Task to complete: A single number is the answer here: how many lines of the entries contain "arrow"?

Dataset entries
%%
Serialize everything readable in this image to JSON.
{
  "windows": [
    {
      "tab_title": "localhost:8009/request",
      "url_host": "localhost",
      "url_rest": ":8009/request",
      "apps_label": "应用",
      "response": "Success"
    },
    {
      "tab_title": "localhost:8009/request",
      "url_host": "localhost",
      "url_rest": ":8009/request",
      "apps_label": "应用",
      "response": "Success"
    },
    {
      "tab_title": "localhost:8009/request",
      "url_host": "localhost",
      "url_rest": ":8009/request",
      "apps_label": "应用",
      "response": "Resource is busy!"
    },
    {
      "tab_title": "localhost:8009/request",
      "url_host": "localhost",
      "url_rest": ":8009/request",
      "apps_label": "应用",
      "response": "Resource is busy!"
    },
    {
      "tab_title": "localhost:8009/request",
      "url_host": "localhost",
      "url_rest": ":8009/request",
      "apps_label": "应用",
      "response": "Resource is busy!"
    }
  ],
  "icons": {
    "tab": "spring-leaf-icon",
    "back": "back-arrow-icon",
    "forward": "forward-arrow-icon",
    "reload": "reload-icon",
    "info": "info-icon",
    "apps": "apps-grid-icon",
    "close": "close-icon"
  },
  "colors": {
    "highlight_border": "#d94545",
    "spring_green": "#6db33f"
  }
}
%%
%%
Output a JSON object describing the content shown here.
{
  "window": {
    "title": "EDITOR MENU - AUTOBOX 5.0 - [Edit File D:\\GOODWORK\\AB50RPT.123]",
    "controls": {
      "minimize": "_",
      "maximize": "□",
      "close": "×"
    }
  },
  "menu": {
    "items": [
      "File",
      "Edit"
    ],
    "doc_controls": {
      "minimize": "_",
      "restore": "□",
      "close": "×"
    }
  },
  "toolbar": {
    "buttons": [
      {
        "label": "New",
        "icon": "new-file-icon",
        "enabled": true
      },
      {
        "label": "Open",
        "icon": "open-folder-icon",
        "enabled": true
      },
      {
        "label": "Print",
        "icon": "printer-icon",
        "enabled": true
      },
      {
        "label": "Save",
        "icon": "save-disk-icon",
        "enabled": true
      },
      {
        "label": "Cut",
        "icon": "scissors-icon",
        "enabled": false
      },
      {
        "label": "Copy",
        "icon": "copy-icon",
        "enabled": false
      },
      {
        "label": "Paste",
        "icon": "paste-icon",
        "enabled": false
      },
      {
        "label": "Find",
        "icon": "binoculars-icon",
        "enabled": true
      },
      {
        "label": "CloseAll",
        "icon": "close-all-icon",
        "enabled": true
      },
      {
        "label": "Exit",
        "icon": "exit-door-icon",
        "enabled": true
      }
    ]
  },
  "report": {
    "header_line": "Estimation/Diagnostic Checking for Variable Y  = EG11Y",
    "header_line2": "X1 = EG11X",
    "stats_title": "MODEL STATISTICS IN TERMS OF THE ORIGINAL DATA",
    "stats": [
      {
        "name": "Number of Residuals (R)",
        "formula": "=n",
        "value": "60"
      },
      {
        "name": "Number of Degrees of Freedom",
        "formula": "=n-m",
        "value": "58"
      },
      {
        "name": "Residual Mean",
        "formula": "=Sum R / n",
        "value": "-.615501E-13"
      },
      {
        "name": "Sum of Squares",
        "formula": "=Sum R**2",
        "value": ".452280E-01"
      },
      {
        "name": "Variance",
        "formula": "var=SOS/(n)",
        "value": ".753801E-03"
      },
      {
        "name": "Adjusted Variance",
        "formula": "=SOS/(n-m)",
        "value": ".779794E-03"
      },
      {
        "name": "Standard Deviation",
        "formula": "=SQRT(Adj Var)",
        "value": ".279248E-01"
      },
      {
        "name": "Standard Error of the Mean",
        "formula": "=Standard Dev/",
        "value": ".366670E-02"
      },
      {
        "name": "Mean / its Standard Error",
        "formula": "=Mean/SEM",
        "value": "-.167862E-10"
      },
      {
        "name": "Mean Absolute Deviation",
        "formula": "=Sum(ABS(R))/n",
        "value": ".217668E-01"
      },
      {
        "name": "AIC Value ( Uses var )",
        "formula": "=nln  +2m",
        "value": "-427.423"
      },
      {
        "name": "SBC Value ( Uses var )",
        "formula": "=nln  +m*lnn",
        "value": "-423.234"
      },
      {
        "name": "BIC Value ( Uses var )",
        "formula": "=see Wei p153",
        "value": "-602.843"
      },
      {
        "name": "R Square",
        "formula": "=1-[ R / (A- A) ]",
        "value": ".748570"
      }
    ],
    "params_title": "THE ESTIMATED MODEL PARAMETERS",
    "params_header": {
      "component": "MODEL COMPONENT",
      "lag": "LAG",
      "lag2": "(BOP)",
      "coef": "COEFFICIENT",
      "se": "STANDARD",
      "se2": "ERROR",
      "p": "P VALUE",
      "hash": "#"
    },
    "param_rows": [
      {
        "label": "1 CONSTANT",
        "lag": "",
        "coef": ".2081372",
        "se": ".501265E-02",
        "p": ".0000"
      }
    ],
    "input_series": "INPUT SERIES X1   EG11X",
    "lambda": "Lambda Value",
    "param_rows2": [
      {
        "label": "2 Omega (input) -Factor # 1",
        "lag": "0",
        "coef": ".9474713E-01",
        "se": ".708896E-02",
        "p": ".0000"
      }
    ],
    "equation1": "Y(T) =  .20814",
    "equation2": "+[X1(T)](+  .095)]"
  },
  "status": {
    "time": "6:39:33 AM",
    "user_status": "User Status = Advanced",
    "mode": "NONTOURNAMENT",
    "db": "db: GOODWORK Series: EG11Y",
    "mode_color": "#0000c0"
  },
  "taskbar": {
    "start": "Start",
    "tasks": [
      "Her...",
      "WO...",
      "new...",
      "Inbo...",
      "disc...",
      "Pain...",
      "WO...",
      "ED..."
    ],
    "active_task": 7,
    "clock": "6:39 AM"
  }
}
%%
Final answer: 2